■ Exercise task
Would you transcribe the listing that follows, character for character, and omit its images?

■ Stored entries
____________

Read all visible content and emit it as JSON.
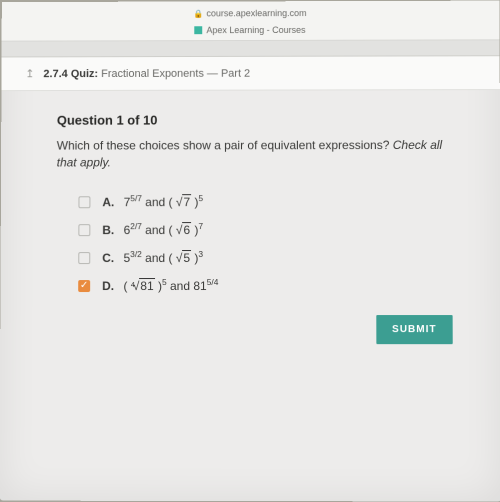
{
  "browser": {
    "url": "course.apexlearning.com",
    "tab_title": "Apex Learning - Courses"
  },
  "breadcrumb": {
    "number": "2.7.4",
    "kind": "Quiz:",
    "title": "Fractional Exponents — Part 2"
  },
  "question": {
    "header": "Question 1 of 10",
    "prompt": "Which of these choices show a pair of equivalent expressions?",
    "hint": "Check all that apply."
  },
  "choices": [
    {
      "letter": "A.",
      "checked": false,
      "lhs_base": "7",
      "lhs_exp": "5/7",
      "root_index": "",
      "radicand": "7",
      "outer_exp": "5"
    },
    {
      "letter": "B.",
      "checked": false,
      "lhs_base": "6",
      "lhs_exp": "2/7",
      "root_index": "",
      "radicand": "6",
      "outer_exp": "7"
    },
    {
      "letter": "C.",
      "checked": false,
      "lhs_base": "5",
      "lhs_exp": "3/2",
      "root_index": "",
      "radicand": "5",
      "outer_exp": "3"
    },
    {
      "letter": "D.",
      "checked": true,
      "root_index": "4",
      "radicand": "81",
      "outer_exp": "5",
      "rhs_base": "81",
      "rhs_exp": "5/4"
    }
  ],
  "submit_label": "SUBMIT"
}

____________

■ Task output
Read all visible content and emit it as JSON.
{
  "browser": {
    "url": "course.apexlearning.com",
    "tab_title": "Apex Learning - Courses"
  },
  "breadcrumb": {
    "number": "2.7.4",
    "kind": "Quiz:",
    "title": "Fractional Exponents — Part 2"
  },
  "question": {
    "header": "Question 1 of 10",
    "prompt": "Which of these choices show a pair of equivalent expressions?",
    "hint": "Check all that apply."
  },
  "choices": [
    {
      "letter": "A.",
      "checked": false,
      "lhs_base": "7",
      "lhs_exp": "5/7",
      "root_index": "",
      "radicand": "7",
      "outer_exp": "5"
    },
    {
      "letter": "B.",
      "checked": false,
      "lhs_base": "6",
      "lhs_exp": "2/7",
      "root_index": "",
      "radicand": "6",
      "outer_exp": "7"
    },
    {
      "letter": "C.",
      "checked": false,
      "lhs_base": "5",
      "lhs_exp": "3/2",
      "root_index": "",
      "radicand": "5",
      "outer_exp": "3"
    },
    {
      "letter": "D.",
      "checked": true,
      "root_index": "4",
      "radicand": "81",
      "outer_exp": "5",
      "rhs_base": "81",
      "rhs_exp": "5/4"
    }
  ],
  "submit_label": "SUBMIT"
}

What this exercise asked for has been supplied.